Exercise task
Put every line of the material below into a numbered list, leaving out any blank lines.

Extracted records
....................

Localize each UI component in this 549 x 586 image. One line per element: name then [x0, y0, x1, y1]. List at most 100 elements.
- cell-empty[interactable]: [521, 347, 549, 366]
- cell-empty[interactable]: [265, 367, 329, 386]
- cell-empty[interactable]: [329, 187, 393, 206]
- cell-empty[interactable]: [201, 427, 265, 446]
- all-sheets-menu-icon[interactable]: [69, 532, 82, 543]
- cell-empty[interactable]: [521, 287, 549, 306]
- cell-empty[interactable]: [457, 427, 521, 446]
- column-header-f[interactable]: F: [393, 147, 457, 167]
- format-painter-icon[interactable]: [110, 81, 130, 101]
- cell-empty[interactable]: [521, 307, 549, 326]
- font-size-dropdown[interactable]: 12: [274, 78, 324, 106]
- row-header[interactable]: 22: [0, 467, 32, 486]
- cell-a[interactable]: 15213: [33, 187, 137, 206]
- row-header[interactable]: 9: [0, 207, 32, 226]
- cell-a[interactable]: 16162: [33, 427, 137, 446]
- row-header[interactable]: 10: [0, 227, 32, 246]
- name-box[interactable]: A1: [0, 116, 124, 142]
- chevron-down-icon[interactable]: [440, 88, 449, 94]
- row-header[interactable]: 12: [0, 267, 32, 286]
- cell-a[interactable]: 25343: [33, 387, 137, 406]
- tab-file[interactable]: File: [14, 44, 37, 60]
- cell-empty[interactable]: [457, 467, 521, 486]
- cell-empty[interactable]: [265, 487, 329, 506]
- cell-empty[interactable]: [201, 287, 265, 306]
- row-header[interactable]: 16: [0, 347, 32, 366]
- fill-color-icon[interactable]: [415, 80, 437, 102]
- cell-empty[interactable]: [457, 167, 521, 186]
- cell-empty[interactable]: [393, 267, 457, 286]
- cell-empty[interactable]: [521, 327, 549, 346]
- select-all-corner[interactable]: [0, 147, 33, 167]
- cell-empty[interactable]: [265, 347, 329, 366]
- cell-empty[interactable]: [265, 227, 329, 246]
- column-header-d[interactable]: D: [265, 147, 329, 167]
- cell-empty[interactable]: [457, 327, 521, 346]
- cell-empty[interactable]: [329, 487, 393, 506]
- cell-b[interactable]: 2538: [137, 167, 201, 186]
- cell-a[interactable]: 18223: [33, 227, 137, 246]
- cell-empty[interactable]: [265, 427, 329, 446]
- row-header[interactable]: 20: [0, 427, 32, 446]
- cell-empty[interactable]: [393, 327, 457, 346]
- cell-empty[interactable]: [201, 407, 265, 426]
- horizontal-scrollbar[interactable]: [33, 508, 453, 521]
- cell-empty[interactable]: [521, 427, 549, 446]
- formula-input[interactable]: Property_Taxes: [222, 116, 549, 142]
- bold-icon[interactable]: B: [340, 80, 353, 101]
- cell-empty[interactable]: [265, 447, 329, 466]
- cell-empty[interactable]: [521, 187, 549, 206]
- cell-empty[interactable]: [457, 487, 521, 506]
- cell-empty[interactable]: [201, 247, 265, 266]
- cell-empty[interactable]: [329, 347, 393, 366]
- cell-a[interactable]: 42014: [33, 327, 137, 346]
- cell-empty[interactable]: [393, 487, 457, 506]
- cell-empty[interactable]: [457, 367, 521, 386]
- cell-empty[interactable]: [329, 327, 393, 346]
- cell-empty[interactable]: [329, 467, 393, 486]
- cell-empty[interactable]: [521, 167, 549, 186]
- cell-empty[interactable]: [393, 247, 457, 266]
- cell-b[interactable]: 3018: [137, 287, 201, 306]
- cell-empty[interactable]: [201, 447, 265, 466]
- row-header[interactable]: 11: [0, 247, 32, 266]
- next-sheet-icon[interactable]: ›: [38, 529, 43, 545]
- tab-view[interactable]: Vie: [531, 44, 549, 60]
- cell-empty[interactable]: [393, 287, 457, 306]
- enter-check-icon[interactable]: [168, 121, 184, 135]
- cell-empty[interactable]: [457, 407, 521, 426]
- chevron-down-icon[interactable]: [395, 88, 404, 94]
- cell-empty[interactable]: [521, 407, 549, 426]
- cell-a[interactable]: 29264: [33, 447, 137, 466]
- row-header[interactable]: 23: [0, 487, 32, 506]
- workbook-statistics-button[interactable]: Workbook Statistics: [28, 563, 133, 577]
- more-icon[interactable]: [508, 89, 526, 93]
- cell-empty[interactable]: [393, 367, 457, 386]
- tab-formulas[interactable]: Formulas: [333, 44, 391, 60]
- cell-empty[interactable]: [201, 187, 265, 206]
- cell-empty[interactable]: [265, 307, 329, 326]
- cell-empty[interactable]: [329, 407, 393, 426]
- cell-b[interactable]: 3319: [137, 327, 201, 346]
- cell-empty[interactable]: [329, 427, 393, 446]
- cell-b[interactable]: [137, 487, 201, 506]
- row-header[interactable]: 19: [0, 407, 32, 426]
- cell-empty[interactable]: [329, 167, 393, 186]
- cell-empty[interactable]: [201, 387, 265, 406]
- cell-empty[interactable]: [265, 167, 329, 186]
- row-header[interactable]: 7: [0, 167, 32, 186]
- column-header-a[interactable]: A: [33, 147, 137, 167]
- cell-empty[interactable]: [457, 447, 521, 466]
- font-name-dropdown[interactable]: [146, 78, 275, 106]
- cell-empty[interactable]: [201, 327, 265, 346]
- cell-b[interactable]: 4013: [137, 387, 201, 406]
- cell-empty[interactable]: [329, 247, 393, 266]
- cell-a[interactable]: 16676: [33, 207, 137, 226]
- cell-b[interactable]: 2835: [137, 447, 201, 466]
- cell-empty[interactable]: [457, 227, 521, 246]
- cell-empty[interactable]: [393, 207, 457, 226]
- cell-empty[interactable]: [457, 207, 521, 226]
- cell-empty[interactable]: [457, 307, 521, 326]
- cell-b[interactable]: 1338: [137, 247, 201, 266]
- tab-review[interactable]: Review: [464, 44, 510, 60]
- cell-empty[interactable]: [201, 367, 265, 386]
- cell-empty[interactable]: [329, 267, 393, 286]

....................

Worked solution
1. Localize each UI component in this 549 x 586 image. One line per element: name then [x0, y0, x1, y1]. List at most 100 elements.
2. - cell-empty[interactable]: [521, 347, 549, 366]
3. - cell-empty[interactable]: [265, 367, 329, 386]
4. - cell-empty[interactable]: [329, 187, 393, 206]
5. - cell-empty[interactable]: [201, 427, 265, 446]
6. - all-sheets-menu-icon[interactable]: [69, 532, 82, 543]
7. - cell-empty[interactable]: [521, 287, 549, 306]
8. - cell-empty[interactable]: [457, 427, 521, 446]
9. - column-header-f[interactable]: F: [393, 147, 457, 167]
10. - format-painter-icon[interactable]: [110, 81, 130, 101]
11. - cell-empty[interactable]: [521, 307, 549, 326]
12. - font-size-dropdown[interactable]: 12: [274, 78, 324, 106]
13. - row-header[interactable]: 22: [0, 467, 32, 486]
14. - cell-a[interactable]: 15213: [33, 187, 137, 206]
15. - row-header[interactable]: 9: [0, 207, 32, 226]
16. - cell-a[interactable]: 16162: [33, 427, 137, 446]
17. - row-header[interactable]: 10: [0, 227, 32, 246]
18. - name-box[interactable]: A1: [0, 116, 124, 142]
19. - chevron-down-icon[interactable]: [440, 88, 449, 94]
20. - row-header[interactable]: 12: [0, 267, 32, 286]
21. - cell-a[interactable]: 25343: [33, 387, 137, 406]
22. - tab-file[interactable]: File: [14, 44, 37, 60]
23. - cell-empty[interactable]: [457, 467, 521, 486]
24. - cell-empty[interactable]: [265, 487, 329, 506]
25. - cell-empty[interactable]: [201, 287, 265, 306]
26. - row-header[interactable]: 16: [0, 347, 32, 366]
27. - fill-color-icon[interactable]: [415, 80, 437, 102]
28. - cell-empty[interactable]: [457, 167, 521, 186]
29. - cell-empty[interactable]: [393, 267, 457, 286]
30. - cell-empty[interactable]: [521, 327, 549, 346]
31. - select-all-corner[interactable]: [0, 147, 33, 167]
32. - cell-empty[interactable]: [265, 347, 329, 366]
33. - cell-empty[interactable]: [265, 227, 329, 246]
34. - column-header-d[interactable]: D: [265, 147, 329, 167]
35. - cell-empty[interactable]: [457, 327, 521, 346]
36. - cell-empty[interactable]: [329, 487, 393, 506]
37. - cell-b[interactable]: 2538: [137, 167, 201, 186]
38. - cell-a[interactable]: 18223: [33, 227, 137, 246]
39. - cell-empty[interactable]: [265, 427, 329, 446]
40. - row-header[interactable]: 20: [0, 427, 32, 446]
41. - cell-empty[interactable]: [393, 327, 457, 346]
42. - cell-empty[interactable]: [201, 407, 265, 426]
43. - horizontal-scrollbar[interactable]: [33, 508, 453, 521]
44. - cell-empty[interactable]: [521, 427, 549, 446]
45. - formula-input[interactable]: Property_Taxes: [222, 116, 549, 142]
46. - bold-icon[interactable]: B: [340, 80, 353, 101]
47. - cell-empty[interactable]: [265, 447, 329, 466]
48. - cell-empty[interactable]: [521, 187, 549, 206]
49. - cell-empty[interactable]: [457, 487, 521, 506]
50. - cell-empty[interactable]: [201, 247, 265, 266]
51. - cell-empty[interactable]: [329, 347, 393, 366]
52. - cell-a[interactable]: 42014: [33, 327, 137, 346]
53. - cell-empty[interactable]: [393, 487, 457, 506]
54. - cell-empty[interactable]: [457, 367, 521, 386]
55. - cell-empty[interactable]: [329, 327, 393, 346]
56. - cell-empty[interactable]: [329, 467, 393, 486]
57. - cell-empty[interactable]: [521, 167, 549, 186]
58. - cell-empty[interactable]: [393, 247, 457, 266]
59. - cell-b[interactable]: 3018: [137, 287, 201, 306]
60. - cell-empty[interactable]: [201, 447, 265, 466]
61. - row-header[interactable]: 11: [0, 247, 32, 266]
62. - next-sheet-icon[interactable]: ›: [38, 529, 43, 545]
63. - tab-view[interactable]: Vie: [531, 44, 549, 60]
64. - cell-empty[interactable]: [393, 287, 457, 306]
65. - enter-check-icon[interactable]: [168, 121, 184, 135]
66. - cell-empty[interactable]: [457, 407, 521, 426]
67. - chevron-down-icon[interactable]: [395, 88, 404, 94]
68. - cell-empty[interactable]: [521, 407, 549, 426]
69. - cell-a[interactable]: 29264: [33, 447, 137, 466]
70. - row-header[interactable]: 23: [0, 487, 32, 506]
71. - workbook-statistics-button[interactable]: Workbook Statistics: [28, 563, 133, 577]
72. - more-icon[interactable]: [508, 89, 526, 93]
73. - cell-empty[interactable]: [393, 367, 457, 386]
74. - tab-formulas[interactable]: Formulas: [333, 44, 391, 60]
75. - cell-empty[interactable]: [201, 187, 265, 206]
76. - cell-empty[interactable]: [265, 307, 329, 326]
77. - cell-empty[interactable]: [329, 407, 393, 426]
78. - cell-b[interactable]: 3319: [137, 327, 201, 346]
79. - cell-empty[interactable]: [329, 427, 393, 446]
80. - cell-b[interactable]: [137, 487, 201, 506]
81. - row-header[interactable]: 19: [0, 407, 32, 426]
82. - cell-empty[interactable]: [329, 167, 393, 186]
83. - cell-empty[interactable]: [201, 387, 265, 406]
84. - cell-empty[interactable]: [265, 167, 329, 186]
85. - row-header[interactable]: 7: [0, 167, 32, 186]
86. - column-header-a[interactable]: A: [33, 147, 137, 167]
87. - cell-empty[interactable]: [457, 447, 521, 466]
88. - font-name-dropdown[interactable]: [146, 78, 275, 106]
89. - cell-empty[interactable]: [201, 327, 265, 346]
90. - cell-b[interactable]: 4013: [137, 387, 201, 406]
91. - cell-empty[interactable]: [329, 247, 393, 266]
92. - cell-a[interactable]: 16676: [33, 207, 137, 226]
93. - cell-b[interactable]: 2835: [137, 447, 201, 466]
94. - cell-empty[interactable]: [457, 227, 521, 246]
95. - cell-empty[interactable]: [393, 207, 457, 226]
96. - cell-empty[interactable]: [457, 207, 521, 226]
97. - cell-empty[interactable]: [457, 307, 521, 326]
98. - cell-b[interactable]: 1338: [137, 247, 201, 266]
99. - tab-review[interactable]: Review: [464, 44, 510, 60]
100. - cell-empty[interactable]: [201, 367, 265, 386]
101. - cell-empty[interactable]: [329, 267, 393, 286]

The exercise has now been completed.